_TRAVAIL DEMANDÉ_:
• a. Pour chaque affirmation, indiquez par oui ou non si elle concorde avec le texte sur le concert de Gauvain Sers, puis citez les mots du texte qui permettent de trancher. (i) Le concert à La Madeleine a eu lieu un samedi. (ii) Les oubliés Tour a commencé il y a plusieurs années. (iii) Chacun des deux premiers albums s'est vendu à plus de 100.000 exemplaires.
• b. Rédigez la suite du texte sur le concert de Gauvain Sers à Bruxelles, en reprenant après sa dernière phrase.

_TEXTE FOURNI_:
###
Ce samedi 15 février, Gauvain Sers était à Bruxelles à La Madeleine pour Les oubliés Tour. Une nouvelle tournée qui a débuté il y a quelques mois seulement…
“Je me présente. Je m’appelle Gauvain Sers et je suis un chanteur à casquette en velours côtelé marron originaire de la Creuse ! » clame-t-il après avoir entonné son titre Ton jean bleu, une tendre déclaration d’amour sur une mélodie enjouée. Mais a-t-il encore besoin de se présenter? Depuis trois ans, Gauvain s’est en effet imposé comme un des leaders de la nouvelle scène musicale française. Ses deux premiers albums se sont d’ailleurs tous les deux écoulés à plus de 100.000 exemplaires.
###
_SECTION DES DONNÉES_:

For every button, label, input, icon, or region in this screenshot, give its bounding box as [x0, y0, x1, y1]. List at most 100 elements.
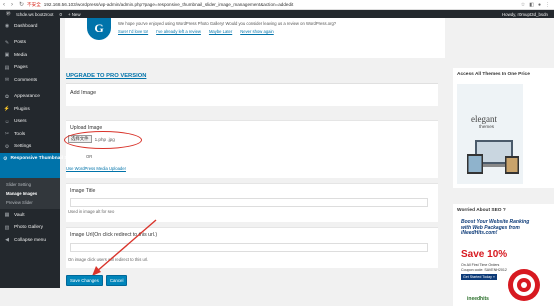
###
_RÉPONSES PAR CONSIGNE_:
• a.
(i) Oui : « Ce samedi 15 février ».
(ii) Non : « Une nouvelle tournée qui a débuté il y a quelques mois seulement ».
(iii) Oui : « Ses deux premiers albums se sont d’ailleurs tous les deux écoulés à plus de 100.000 exemplaires ».

• b.
Ce soir, le creusois s’invite à Bruxelles et le public belge est chaud bouillant. La Belgique avait déjà pu le découvrir en décembre 2017 sur cette même scène pour son Pourvu Tour où il chantait à l’époque simplement accompagné de son guitariste Martial Bort. Deux ans plus tard, Gauvain joue désormais dans la cour des grands, entouré de 4 musiciens. Les arrangements ont fait peau neuve et le virage rock entrepris dès 2018 s’accentue sur quelques titres. Les cinq écrans installés derrière la scène amènent un vrai plus au spectacle projetant tantôt des photos d’enfance sur le titre La bagnole de mon père, tantôt les visages des journalistes de Charlie Hebdo sur Entre République et Nation.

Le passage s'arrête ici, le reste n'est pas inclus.